Every line below must be reproduced exactly. Copy them all.

>> Start The records

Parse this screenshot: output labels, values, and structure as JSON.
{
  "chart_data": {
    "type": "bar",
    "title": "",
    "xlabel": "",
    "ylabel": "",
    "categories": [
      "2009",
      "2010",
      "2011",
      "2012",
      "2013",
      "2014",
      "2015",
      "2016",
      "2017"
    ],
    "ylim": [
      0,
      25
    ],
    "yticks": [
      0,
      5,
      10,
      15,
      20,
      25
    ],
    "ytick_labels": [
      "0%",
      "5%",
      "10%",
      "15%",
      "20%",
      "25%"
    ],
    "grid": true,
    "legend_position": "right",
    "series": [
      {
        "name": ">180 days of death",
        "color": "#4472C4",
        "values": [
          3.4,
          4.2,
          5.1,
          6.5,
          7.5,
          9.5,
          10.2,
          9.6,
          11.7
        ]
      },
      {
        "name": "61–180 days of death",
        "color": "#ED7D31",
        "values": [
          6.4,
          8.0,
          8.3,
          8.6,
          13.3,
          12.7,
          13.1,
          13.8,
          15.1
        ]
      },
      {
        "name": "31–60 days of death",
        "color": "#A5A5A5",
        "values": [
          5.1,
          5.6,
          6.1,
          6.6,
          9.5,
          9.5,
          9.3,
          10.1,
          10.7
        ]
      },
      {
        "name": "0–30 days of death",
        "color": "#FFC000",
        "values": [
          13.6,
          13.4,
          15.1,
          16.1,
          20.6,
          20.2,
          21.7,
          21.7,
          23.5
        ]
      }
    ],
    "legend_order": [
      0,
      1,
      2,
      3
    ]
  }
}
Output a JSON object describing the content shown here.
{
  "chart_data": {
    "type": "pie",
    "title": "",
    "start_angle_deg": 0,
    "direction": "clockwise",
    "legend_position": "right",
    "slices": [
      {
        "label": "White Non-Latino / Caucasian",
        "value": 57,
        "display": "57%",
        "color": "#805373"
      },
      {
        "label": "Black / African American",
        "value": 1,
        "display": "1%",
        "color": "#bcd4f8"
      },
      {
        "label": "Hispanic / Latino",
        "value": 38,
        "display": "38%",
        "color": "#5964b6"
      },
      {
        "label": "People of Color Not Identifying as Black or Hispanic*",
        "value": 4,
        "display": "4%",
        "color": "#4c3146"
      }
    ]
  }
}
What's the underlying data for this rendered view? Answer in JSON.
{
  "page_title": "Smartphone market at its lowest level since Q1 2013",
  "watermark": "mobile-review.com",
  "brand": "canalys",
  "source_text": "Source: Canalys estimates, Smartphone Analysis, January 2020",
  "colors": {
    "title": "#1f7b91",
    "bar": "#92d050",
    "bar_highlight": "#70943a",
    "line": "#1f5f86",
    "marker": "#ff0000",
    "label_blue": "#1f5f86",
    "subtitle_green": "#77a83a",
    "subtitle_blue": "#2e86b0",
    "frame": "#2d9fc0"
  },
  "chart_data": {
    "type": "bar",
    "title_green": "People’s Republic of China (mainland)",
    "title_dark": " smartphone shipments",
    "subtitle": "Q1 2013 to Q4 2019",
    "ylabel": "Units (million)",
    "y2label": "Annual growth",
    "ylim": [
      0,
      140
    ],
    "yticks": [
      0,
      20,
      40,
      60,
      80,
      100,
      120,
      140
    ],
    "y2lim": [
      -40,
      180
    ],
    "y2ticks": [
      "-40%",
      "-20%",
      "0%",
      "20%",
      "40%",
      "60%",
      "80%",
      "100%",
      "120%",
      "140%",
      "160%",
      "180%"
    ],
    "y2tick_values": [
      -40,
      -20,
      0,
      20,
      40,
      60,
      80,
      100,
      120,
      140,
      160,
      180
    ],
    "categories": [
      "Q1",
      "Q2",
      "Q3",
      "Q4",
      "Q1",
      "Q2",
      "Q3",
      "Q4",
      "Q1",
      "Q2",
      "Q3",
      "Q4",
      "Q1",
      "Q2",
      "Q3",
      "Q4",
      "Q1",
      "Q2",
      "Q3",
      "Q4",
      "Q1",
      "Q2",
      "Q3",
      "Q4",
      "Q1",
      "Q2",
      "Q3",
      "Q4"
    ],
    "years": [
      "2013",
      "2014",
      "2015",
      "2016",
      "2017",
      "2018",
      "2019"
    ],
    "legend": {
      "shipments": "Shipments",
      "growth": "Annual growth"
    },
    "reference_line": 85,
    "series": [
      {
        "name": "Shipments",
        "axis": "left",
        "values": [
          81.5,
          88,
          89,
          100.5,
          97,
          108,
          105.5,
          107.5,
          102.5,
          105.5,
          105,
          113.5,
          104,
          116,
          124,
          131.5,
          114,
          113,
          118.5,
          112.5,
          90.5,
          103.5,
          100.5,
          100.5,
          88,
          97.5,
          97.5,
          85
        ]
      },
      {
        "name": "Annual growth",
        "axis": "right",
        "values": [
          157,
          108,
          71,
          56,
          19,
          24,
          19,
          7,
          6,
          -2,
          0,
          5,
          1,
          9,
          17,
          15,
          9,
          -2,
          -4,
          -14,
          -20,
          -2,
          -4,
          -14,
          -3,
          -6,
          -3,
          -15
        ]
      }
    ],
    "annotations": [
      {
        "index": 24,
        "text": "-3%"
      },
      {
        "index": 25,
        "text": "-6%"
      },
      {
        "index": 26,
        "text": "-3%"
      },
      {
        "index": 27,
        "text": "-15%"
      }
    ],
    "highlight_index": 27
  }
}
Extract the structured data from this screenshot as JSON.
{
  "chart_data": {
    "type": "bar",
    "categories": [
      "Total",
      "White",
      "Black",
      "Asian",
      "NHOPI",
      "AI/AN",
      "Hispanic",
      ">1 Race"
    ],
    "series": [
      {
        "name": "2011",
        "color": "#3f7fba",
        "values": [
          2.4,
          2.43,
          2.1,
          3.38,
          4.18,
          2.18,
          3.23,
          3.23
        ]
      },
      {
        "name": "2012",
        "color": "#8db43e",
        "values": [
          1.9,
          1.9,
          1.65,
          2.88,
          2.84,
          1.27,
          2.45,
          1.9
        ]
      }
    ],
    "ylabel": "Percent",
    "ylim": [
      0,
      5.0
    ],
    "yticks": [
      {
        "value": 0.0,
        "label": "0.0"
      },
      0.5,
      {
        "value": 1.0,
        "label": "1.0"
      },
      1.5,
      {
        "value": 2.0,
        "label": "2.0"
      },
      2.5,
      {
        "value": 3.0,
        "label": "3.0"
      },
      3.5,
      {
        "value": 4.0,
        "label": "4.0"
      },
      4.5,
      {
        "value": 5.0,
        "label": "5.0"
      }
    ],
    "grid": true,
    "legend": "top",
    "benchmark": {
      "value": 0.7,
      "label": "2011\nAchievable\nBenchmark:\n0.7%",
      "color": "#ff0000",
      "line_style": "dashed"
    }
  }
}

>> End The records

## Task answer
Parse this screenshot: output labels, values, and structure as JSON.
{
  "chart_data": {
    "type": "bar",
    "title": "",
    "xlabel": "",
    "ylabel": "",
    "categories": [
      "2009",
      "2010",
      "2011",
      "2012",
      "2013",
      "2014",
      "2015",
      "2016",
      "2017"
    ],
    "ylim": [
      0,
      25
    ],
    "yticks": [
      0,
      5,
      10,
      15,
      20,
      25
    ],
    "ytick_labels": [
      "0%",
      "5%",
      "10%",
      "15%",
      "20%",
      "25%"
    ],
    "grid": true,
    "legend_position": "right",
    "series": [
      {
        "name": ">180 days of death",
        "color": "#4472C4",
        "values": [
          3.4,
          4.2,
          5.1,
          6.5,
          7.5,
          9.5,
          10.2,
          9.6,
          11.7
        ]
      },
      {
        "name": "61–180 days of death",
        "color": "#ED7D31",
        "values": [
          6.4,
          8.0,
          8.3,
          8.6,
          13.3,
          12.7,
          13.1,
          13.8,
          15.1
        ]
      },
      {
        "name": "31–60 days of death",
        "color": "#A5A5A5",
        "values": [
          5.1,
          5.6,
          6.1,
          6.6,
          9.5,
          9.5,
          9.3,
          10.1,
          10.7
        ]
      },
      {
        "name": "0–30 days of death",
        "color": "#FFC000",
        "values": [
          13.6,
          13.4,
          15.1,
          16.1,
          20.6,
          20.2,
          21.7,
          21.7,
          23.5
        ]
      }
    ],
    "legend_order": [
      0,
      1,
      2,
      3
    ]
  }
}
Output a JSON object describing the content shown here.
{
  "chart_data": {
    "type": "pie",
    "title": "",
    "start_angle_deg": 0,
    "direction": "clockwise",
    "legend_position": "right",
    "slices": [
      {
        "label": "White Non-Latino / Caucasian",
        "value": 57,
        "display": "57%",
        "color": "#805373"
      },
      {
        "label": "Black / African American",
        "value": 1,
        "display": "1%",
        "color": "#bcd4f8"
      },
      {
        "label": "Hispanic / Latino",
        "value": 38,
        "display": "38%",
        "color": "#5964b6"
      },
      {
        "label": "People of Color Not Identifying as Black or Hispanic*",
        "value": 4,
        "display": "4%",
        "color": "#4c3146"
      }
    ]
  }
}
What's the underlying data for this rendered view? Answer in JSON.
{
  "page_title": "Smartphone market at its lowest level since Q1 2013",
  "watermark": "mobile-review.com",
  "brand": "canalys",
  "source_text": "Source: Canalys estimates, Smartphone Analysis, January 2020",
  "colors": {
    "title": "#1f7b91",
    "bar": "#92d050",
    "bar_highlight": "#70943a",
    "line": "#1f5f86",
    "marker": "#ff0000",
    "label_blue": "#1f5f86",
    "subtitle_green": "#77a83a",
    "subtitle_blue": "#2e86b0",
    "frame": "#2d9fc0"
  },
  "chart_data": {
    "type": "bar",
    "title_green": "People’s Republic of China (mainland)",
    "title_dark": " smartphone shipments",
    "subtitle": "Q1 2013 to Q4 2019",
    "ylabel": "Units (million)",
    "y2label": "Annual growth",
    "ylim": [
      0,
      140
    ],
    "yticks": [
      0,
      20,
      40,
      60,
      80,
      100,
      120,
      140
    ],
    "y2lim": [
      -40,
      180
    ],
    "y2ticks": [
      "-40%",
      "-20%",
      "0%",
      "20%",
      "40%",
      "60%",
      "80%",
      "100%",
      "120%",
      "140%",
      "160%",
      "180%"
    ],
    "y2tick_values": [
      -40,
      -20,
      0,
      20,
      40,
      60,
      80,
      100,
      120,
      140,
      160,
      180
    ],
    "categories": [
      "Q1",
      "Q2",
      "Q3",
      "Q4",
      "Q1",
      "Q2",
      "Q3",
      "Q4",
      "Q1",
      "Q2",
      "Q3",
      "Q4",
      "Q1",
      "Q2",
      "Q3",
      "Q4",
      "Q1",
      "Q2",
      "Q3",
      "Q4",
      "Q1",
      "Q2",
      "Q3",
      "Q4",
      "Q1",
      "Q2",
      "Q3",
      "Q4"
    ],
    "years": [
      "2013",
      "2014",
      "2015",
      "2016",
      "2017",
      "2018",
      "2019"
    ],
    "legend": {
      "shipments": "Shipments",
      "growth": "Annual growth"
    },
    "reference_line": 85,
    "series": [
      {
        "name": "Shipments",
        "axis": "left",
        "values": [
          81.5,
          88,
          89,
          100.5,
          97,
          108,
          105.5,
          107.5,
          102.5,
          105.5,
          105,
          113.5,
          104,
          116,
          124,
          131.5,
          114,
          113,
          118.5,
          112.5,
          90.5,
          103.5,
          100.5,
          100.5,
          88,
          97.5,
          97.5,
          85
        ]
      },
      {
        "name": "Annual growth",
        "axis": "right",
        "values": [
          157,
          108,
          71,
          56,
          19,
          24,
          19,
          7,
          6,
          -2,
          0,
          5,
          1,
          9,
          17,
          15,
          9,
          -2,
          -4,
          -14,
          -20,
          -2,
          -4,
          -14,
          -3,
          -6,
          -3,
          -15
        ]
      }
    ],
    "annotations": [
      {
        "index": 24,
        "text": "-3%"
      },
      {
        "index": 25,
        "text": "-6%"
      },
      {
        "index": 26,
        "text": "-3%"
      },
      {
        "index": 27,
        "text": "-15%"
      }
    ],
    "highlight_index": 27
  }
}
Extract the structured data from this screenshot as JSON.
{
  "chart_data": {
    "type": "bar",
    "categories": [
      "Total",
      "White",
      "Black",
      "Asian",
      "NHOPI",
      "AI/AN",
      "Hispanic",
      ">1 Race"
    ],
    "series": [
      {
        "name": "2011",
        "color": "#3f7fba",
        "values": [
          2.4,
          2.43,
          2.1,
          3.38,
          4.18,
          2.18,
          3.23,
          3.23
        ]
      },
      {
        "name": "2012",
        "color": "#8db43e",
        "values": [
          1.9,
          1.9,
          1.65,
          2.88,
          2.84,
          1.27,
          2.45,
          1.9
        ]
      }
    ],
    "ylabel": "Percent",
    "ylim": [
      0,
      5.0
    ],
    "yticks": [
      {
        "value": 0.0,
        "label": "0.0"
      },
      0.5,
      {
        "value": 1.0,
        "label": "1.0"
      },
      1.5,
      {
        "value": 2.0,
        "label": "2.0"
      },
      2.5,
      {
        "value": 3.0,
        "label": "3.0"
      },
      3.5,
      {
        "value": 4.0,
        "label": "4.0"
      },
      4.5,
      {
        "value": 5.0,
        "label": "5.0"
      }
    ],
    "grid": true,
    "legend": "top",
    "benchmark": {
      "value": 0.7,
      "label": "2011\nAchievable\nBenchmark:\n0.7%",
      "color": "#ff0000",
      "line_style": "dashed"
    }
  }
}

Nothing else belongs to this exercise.